### DATA ROWS ###

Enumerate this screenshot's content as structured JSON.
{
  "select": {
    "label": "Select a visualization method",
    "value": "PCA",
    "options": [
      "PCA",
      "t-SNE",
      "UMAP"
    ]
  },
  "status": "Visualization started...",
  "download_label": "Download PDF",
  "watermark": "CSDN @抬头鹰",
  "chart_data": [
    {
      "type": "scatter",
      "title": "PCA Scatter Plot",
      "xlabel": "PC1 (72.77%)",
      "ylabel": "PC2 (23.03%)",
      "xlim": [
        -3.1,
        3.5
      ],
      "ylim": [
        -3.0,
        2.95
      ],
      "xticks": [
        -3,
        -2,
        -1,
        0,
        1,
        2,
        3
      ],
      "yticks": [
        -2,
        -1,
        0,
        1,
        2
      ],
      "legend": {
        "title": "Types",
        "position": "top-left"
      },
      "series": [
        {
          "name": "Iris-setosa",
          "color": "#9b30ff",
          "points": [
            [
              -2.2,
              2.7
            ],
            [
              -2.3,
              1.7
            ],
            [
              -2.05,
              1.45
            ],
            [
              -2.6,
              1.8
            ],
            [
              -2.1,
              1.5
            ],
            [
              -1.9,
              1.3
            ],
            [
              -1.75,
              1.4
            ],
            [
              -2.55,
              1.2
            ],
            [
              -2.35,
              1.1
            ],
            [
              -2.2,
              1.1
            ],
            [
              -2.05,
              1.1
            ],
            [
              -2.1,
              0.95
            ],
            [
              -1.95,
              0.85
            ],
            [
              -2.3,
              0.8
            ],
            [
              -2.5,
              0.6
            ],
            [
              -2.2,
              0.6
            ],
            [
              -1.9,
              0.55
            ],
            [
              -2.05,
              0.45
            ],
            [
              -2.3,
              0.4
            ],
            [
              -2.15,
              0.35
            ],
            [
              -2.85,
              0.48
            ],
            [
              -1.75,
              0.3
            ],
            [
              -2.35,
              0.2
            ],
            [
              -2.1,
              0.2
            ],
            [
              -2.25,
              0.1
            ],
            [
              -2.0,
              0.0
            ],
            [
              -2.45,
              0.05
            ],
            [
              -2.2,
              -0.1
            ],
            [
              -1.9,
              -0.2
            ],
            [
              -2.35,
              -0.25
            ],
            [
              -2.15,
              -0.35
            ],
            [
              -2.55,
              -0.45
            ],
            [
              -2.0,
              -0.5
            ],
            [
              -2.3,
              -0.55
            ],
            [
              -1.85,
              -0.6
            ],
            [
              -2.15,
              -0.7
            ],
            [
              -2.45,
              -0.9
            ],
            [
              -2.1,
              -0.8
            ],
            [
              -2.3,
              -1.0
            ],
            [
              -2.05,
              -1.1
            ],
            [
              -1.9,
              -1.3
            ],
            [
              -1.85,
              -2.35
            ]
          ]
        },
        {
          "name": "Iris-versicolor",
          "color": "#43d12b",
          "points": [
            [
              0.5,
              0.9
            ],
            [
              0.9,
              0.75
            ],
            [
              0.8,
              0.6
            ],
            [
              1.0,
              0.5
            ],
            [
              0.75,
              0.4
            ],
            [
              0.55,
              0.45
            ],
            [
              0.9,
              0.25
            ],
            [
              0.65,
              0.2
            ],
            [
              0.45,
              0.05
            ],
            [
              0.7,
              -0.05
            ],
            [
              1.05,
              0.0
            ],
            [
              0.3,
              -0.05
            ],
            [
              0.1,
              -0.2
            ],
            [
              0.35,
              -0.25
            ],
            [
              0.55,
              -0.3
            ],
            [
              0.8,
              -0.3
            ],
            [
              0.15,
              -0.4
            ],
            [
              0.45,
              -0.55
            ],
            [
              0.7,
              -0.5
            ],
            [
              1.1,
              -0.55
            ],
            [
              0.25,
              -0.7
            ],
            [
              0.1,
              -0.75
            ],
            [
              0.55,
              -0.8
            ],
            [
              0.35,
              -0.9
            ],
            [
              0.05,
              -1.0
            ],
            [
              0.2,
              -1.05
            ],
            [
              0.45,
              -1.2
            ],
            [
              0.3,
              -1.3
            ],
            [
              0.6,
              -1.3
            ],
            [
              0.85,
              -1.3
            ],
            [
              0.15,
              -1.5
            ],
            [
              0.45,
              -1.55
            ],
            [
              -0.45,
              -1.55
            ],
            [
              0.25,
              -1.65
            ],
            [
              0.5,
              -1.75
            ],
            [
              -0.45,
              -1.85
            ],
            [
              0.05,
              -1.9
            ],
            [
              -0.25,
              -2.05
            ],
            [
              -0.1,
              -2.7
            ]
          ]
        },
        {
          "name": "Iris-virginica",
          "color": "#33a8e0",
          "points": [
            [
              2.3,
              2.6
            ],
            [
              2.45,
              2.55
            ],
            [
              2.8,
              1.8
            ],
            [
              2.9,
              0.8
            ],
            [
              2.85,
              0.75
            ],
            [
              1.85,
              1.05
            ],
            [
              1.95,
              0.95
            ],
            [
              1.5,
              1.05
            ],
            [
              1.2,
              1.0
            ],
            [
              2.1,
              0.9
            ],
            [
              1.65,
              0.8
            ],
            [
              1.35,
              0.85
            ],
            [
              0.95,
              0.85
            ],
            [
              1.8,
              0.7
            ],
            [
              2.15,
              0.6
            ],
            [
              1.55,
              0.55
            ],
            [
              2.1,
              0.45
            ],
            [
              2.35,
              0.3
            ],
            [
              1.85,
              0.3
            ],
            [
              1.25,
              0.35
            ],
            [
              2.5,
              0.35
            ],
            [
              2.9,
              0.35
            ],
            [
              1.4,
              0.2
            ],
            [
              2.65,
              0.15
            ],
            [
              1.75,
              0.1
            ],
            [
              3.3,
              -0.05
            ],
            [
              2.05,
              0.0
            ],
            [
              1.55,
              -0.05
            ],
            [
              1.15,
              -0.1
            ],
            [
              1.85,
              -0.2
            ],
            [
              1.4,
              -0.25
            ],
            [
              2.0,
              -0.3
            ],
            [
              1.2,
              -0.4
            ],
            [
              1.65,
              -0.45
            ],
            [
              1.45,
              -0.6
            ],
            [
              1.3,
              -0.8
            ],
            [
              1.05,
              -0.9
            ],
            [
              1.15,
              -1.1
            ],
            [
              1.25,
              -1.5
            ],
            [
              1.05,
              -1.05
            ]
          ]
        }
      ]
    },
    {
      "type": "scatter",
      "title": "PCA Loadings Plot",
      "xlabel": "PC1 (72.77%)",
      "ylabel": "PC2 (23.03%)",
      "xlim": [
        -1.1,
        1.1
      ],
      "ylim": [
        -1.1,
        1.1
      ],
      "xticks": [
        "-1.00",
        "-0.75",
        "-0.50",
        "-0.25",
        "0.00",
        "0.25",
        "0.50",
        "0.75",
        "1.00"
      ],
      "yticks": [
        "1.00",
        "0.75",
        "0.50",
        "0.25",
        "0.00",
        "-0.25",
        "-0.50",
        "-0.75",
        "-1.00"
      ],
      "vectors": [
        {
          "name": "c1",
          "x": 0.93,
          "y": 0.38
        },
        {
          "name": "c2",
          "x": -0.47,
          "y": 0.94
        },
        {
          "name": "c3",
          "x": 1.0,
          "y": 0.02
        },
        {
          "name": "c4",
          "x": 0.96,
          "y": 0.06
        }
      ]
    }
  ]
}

###

REQUIRED WORK ->
Show the lines from the data above that contain the string "Plot".

IN RESPONSE ->
      "title": "PCA Scatter Plot",
      "title": "PCA Loadings Plot",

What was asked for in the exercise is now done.